- **What to work on**: Copy out all the lines in the records that include the word "지급하는".

+-------+

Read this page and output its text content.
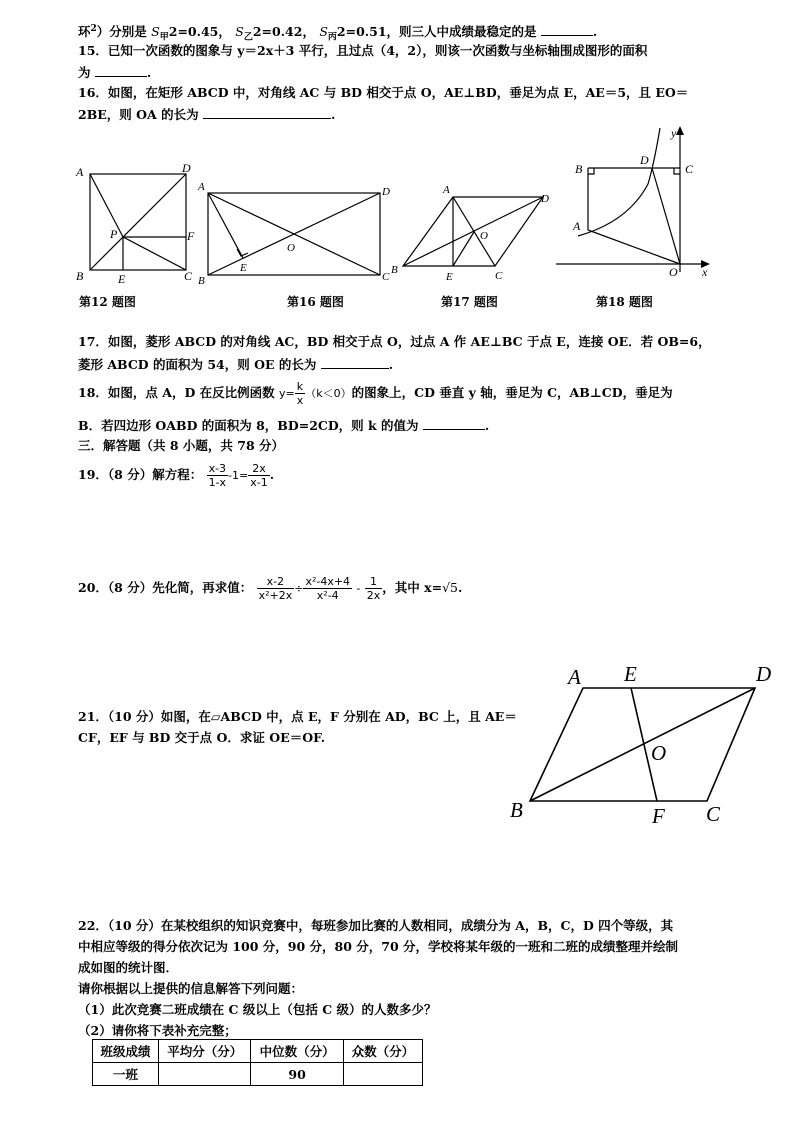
环$^2$）分别是 $S_甲2=0.45$， $S_乙2=0.42$， $S_丙2=0.51$，则三人中成绩最稳定的是	.
15．已知一次函数的图象与 y＝2x＋3 平行，且过点（4，2），则该一次函数与坐标轴围成图形的面积
为	.
16．如图，在矩形 ABCD 中，对角线 AC 与 BD 相交于点 O，AE⊥BD，垂足为点 E，AE＝5，且 EO＝
2BE，则 OA 的长为	.
A	D
P	F
B	E	C
第12 题图
A	D
O
E
B	C
第16 题图
A
D
O
B
E	C
第17 题图
y
B
D
C
A
O x
第18 题图
17．如图，菱形 ABCD 的对角线 AC，BD 相交于点 O，过点 A 作 AE⊥BC 于点 E，连接 OE．若 OB=6，
菱形 ABCD 的面积为 54，则 OE 的长为	.
18．如图，点 A，D 在反比例函数 $y= \frac{k}{x} (k<0)$的图象上，CD 垂直 y 轴，垂足为 C，AB⊥CD，垂足为
B．若四边形 OABD 的面积为 8，BD=2CD，则 k 的值为	.
三．解答题（共 8 小题，共 78 分）
19．（8 分）解方程： $\frac{x-3}{1-x} -1= \frac{2x}{x-1}$ .
20．（8 分）先化简，再求值： $\frac{x-2}{\text{x²+2x}} \div \frac{\text{x²-4x+4}}{\text{x²-4}} - \frac{1}{2x}$ ，其中 x=√5.
21．（10 分）如图，在▱ABCD 中，点 E，F 分别在 AD，BC 上，且 AE＝
CF，EF 与 BD 交于点 O．求证 OE＝OF.
A E	D
O
B	F C
22．（10 分）在某校组织的知识竞赛中，每班参加比赛的人数相同，成绩分为 A，B，C，D 四个等级，其
中相应等级的得分依次记为 100 分，90 分，80 分，70 分，学校将某年级的一班和二班的成绩整理并绘制
成如图的统计图．
请你根据以上提供的信息解答下列问题：
（1）此次竞赛二班成绩在 C 级以上（包括 C 级）的人数多少？
（2）请你将下表补充完整；
班级成绩	平均分（分）	中位数（分）	众数（分）
一班		90	
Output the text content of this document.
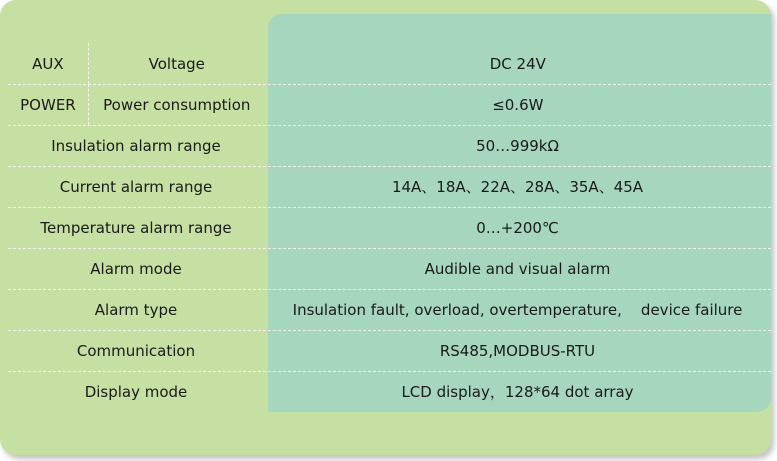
AUX	Voltage	DC 24V
POWER	Power consumption	≤0.6W
Insulation alarm range	50…999kΩ
Current alarm range	14A、18A、22A、28A、35A、45A
Temperature alarm range	0…+200℃
Alarm mode	Audible and visual alarm
Alarm type	Insulation fault, overload, overtemperature,    device failure
Communication	RS485,MODBUS-RTU
Display mode	LCD display，128*64 dot array
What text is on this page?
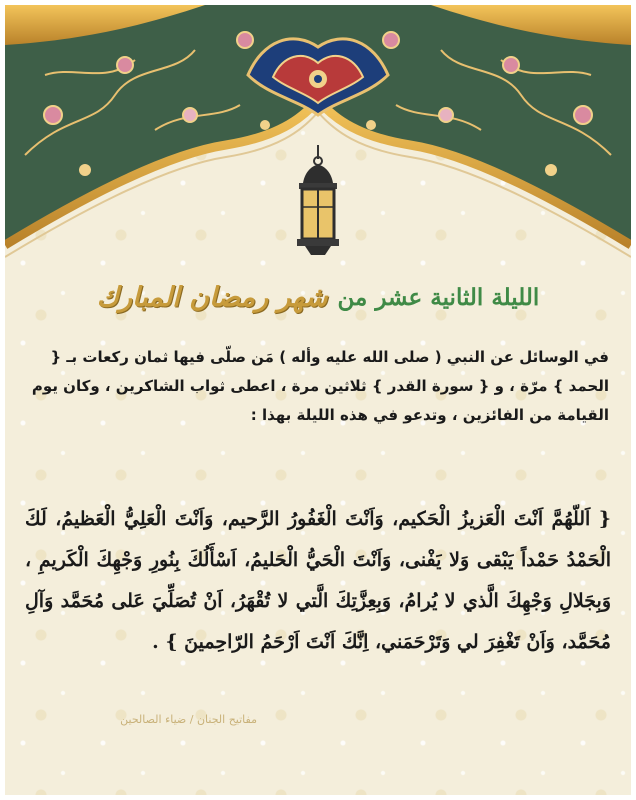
شهر رمضان المبارك الليلة الثانية عشر من
في الوسائل عن النبي ( صلى الله عليه وأله ) مَن صلّى فيها ثمان ركعات بـ { الحمد } مرّة ، و { سورة القدر } ثلاثين مرة ، اعطى ثواب الشاكرين ، وكان يوم القيامة من الفائزين ، وتدعو في هذه الليلة بهذا :
{ اَللّهُمَّ اَنْتَ الْعَزيزُ الْحَكيم، وَاَنْتَ الْغَفُورُ الرَّحيم، وَاَنْتَ الْعَلِيُّ الْعَظيمُ، لَكَ الْحَمْدُ حَمْداً يَبْقى وَلا يَفْنى، وَاَنْتَ الْحَيُّ الْحَليمُ، اَسْأَلُكَ بِنُورِ وَجْهِكَ الْكَريمِ ، وَبِجَلالِ وَجْهِكَ الَّذي لا يُرامُ، وَبِعِزَّتِكَ الَّتي لا تُقْهَرُ، اَنْ تُصَلِّيَ عَلى مُحَمَّد وَآلِ مُحَمَّد، وَاَنْ تَغْفِرَ لي وَتَرْحَمَني، اِنَّكَ اَنْتَ اَرْحَمُ الرّاحِمينَ } .
مفاتيح الجنان / ضياء الصالحين
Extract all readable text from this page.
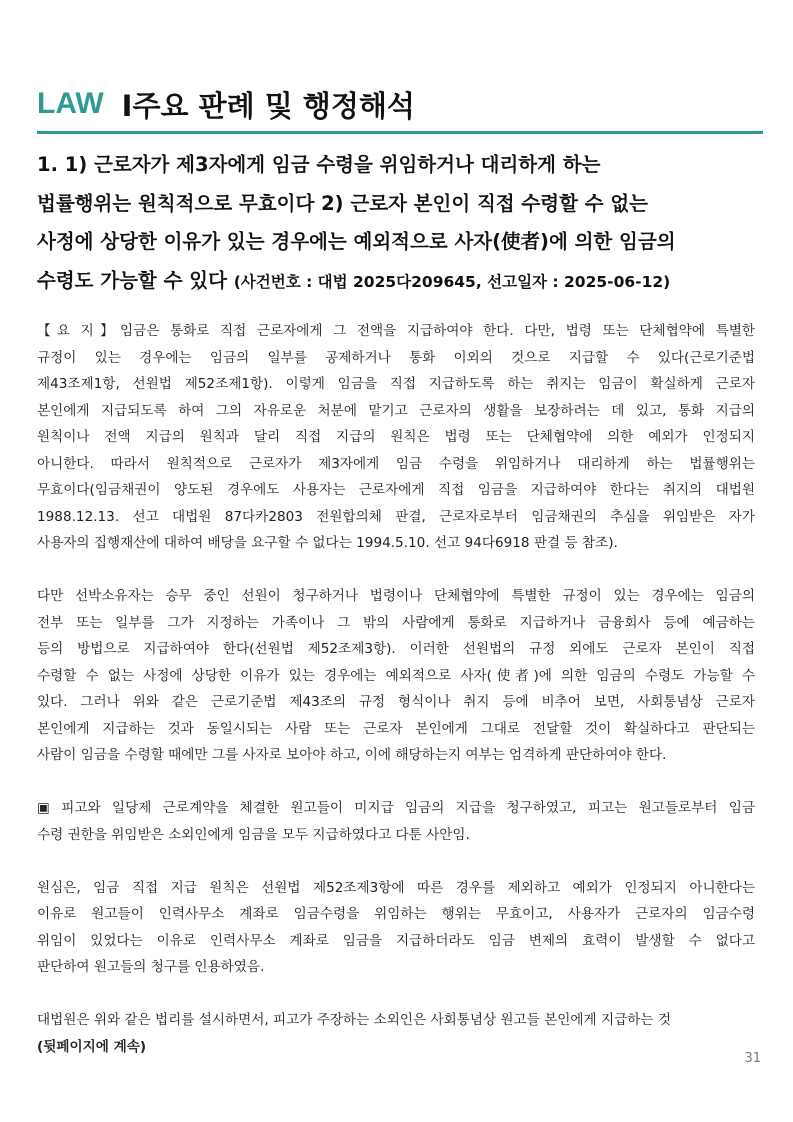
LAW Ⅰ주요 판례 및 행정해석
1. 1) 근로자가 제3자에게 임금 수령을 위임하거나 대리하게 하는
법률행위는 원칙적으로 무효이다 2) 근로자 본인이 직접 수령할 수 없는
사정에 상당한 이유가 있는 경우에는 예외적으로 사자(使者)에 의한 임금의
수령도 가능할 수 있다 (사건번호 : 대법 2025다209645, 선고일자 : 2025-06-12)

【요 지】임금은 통화로 직접 근로자에게 그 전액을 지급하여야 한다. 다만, 법령 또는 단체협약에 특별한
규정이 있는 경우에는 임금의 일부를 공제하거나 통화 이외의 것으로 지급할 수 있다(근로기준법
제43조제1항, 선원법 제52조제1항). 이렇게 임금을 직접 지급하도록 하는 취지는 임금이 확실하게 근로자
본인에게 지급되도록 하여 그의 자유로운 처분에 맡기고 근로자의 생활을 보장하려는 데 있고, 통화 지급의
원칙이나 전액 지급의 원칙과 달리 직접 지급의 원칙은 법령 또는 단체협약에 의한 예외가 인정되지
아니한다. 따라서 원칙적으로 근로자가 제3자에게 임금 수령을 위임하거나 대리하게 하는 법률행위는
무효이다(임금채권이 양도된 경우에도 사용자는 근로자에게 직접 임금을 지급하여야 한다는 취지의 대법원
1988.12.13. 선고 대법원 87다카2803 전원합의체 판결, 근로자로부터 임금채권의 추심을 위임받은 자가
사용자의 집행재산에 대하여 배당을 요구할 수 없다는 1994.5.10. 선고 94다6918 판결 등 참조).

다만 선박소유자는 승무 중인 선원이 청구하거나 법령이나 단체협약에 특별한 규정이 있는 경우에는 임금의
전부 또는 일부를 그가 지정하는 가족이나 그 밖의 사람에게 통화로 지급하거나 금융회사 등에 예금하는
등의 방법으로 지급하여야 한다(선원법 제52조제3항). 이러한 선원법의 규정 외에도 근로자 본인이 직접
수령할 수 없는 사정에 상당한 이유가 있는 경우에는 예외적으로 사자(使者)에 의한 임금의 수령도 가능할 수
있다. 그러나 위와 같은 근로기준법 제43조의 규정 형식이나 취지 등에 비추어 보면, 사회통념상 근로자
본인에게 지급하는 것과 동일시되는 사람 또는 근로자 본인에게 그대로 전달할 것이 확실하다고 판단되는
사람이 임금을 수령할 때에만 그를 사자로 보아야 하고, 이에 해당하는지 여부는 엄격하게 판단하여야 한다.

▣ 피고와 일당제 근로계약을 체결한 원고들이 미지급 임금의 지급을 청구하였고, 피고는 원고들로부터 임금
수령 권한을 위임받은 소외인에게 임금을 모두 지급하였다고 다툰 사안임.

원심은, 임금 직접 지급 원칙은 선원법 제52조제3항에 따른 경우를 제외하고 예외가 인정되지 아니한다는
이유로 원고들이 인력사무소 계좌로 임금수령을 위임하는 행위는 무효이고, 사용자가 근로자의 임금수령
위임이 있었다는 이유로 인력사무소 계좌로 임금을 지급하더라도 임금 변제의 효력이 발생할 수 없다고
판단하여 원고들의 청구를 인용하였음.

대법원은 위와 같은 법리를 설시하면서, 피고가 주장하는 소외인은 사회통념상 원고들 본인에게 지급하는 것
(뒷페이지에 계속)

31
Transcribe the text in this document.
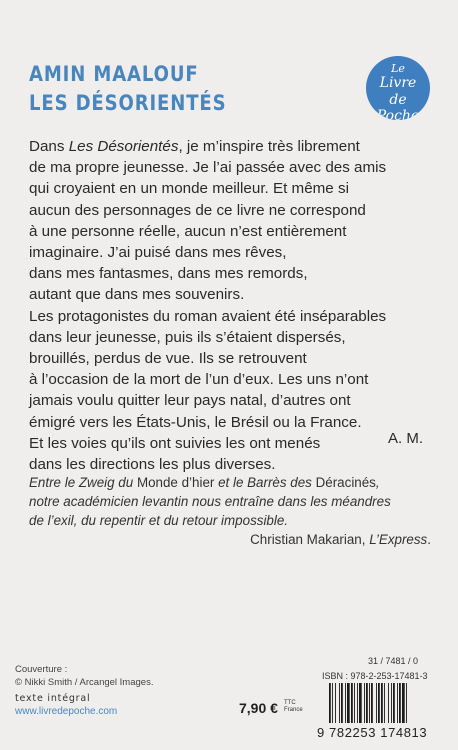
AMIN MAALOUF
LES DÉSORIENTÉS
Le
Livre
de Poche
Dans Les Désorientés, je m’inspire très librement
de ma propre jeunesse. Je l’ai passée avec des amis
qui croyaient en un monde meilleur. Et même si
aucun des personnages de ce livre ne correspond
à une personne réelle, aucun n’est entièrement
imaginaire. J’ai puisé dans mes rêves,
dans mes fantasmes, dans mes remords,
autant que dans mes souvenirs.
Les protagonistes du roman avaient été inséparables
dans leur jeunesse, puis ils s’étaient dispersés,
brouillés, perdus de vue. Ils se retrouvent
à l’occasion de la mort de l’un d’eux. Les uns n’ont
jamais voulu quitter leur pays natal, d’autres ont
émigré vers les États-Unis, le Brésil ou la France.
Et les voies qu’ils ont suivies les ont menés
dans les directions les plus diverses.
A. M.
Entre le Zweig du Monde d’hier et le Barrès des Déracinés,
notre académicien levantin nous entraîne dans les méandres
de l’exil, du repentir et du retour impossible.
Christian Makarian, L’Express.
31 / 7481 / 0
ISBN : 978-2-253-17481-3
9 782253 174813
Couverture :
© Nikki Smith / Arcangel Images.
texte intégral
www.livredepoche.com	7,90 € TTC
France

+-------+

- **Exercise response**:
본인에게 지급하는 것과 동일시되는 사람 또는 근로자 본인에게 그대로 전달할 것이 확실하다고 판단되는
대법원은 위와 같은 법리를 설시하면서, 피고가 주장하는 소외인은 사회통념상 원고들 본인에게 지급하는 것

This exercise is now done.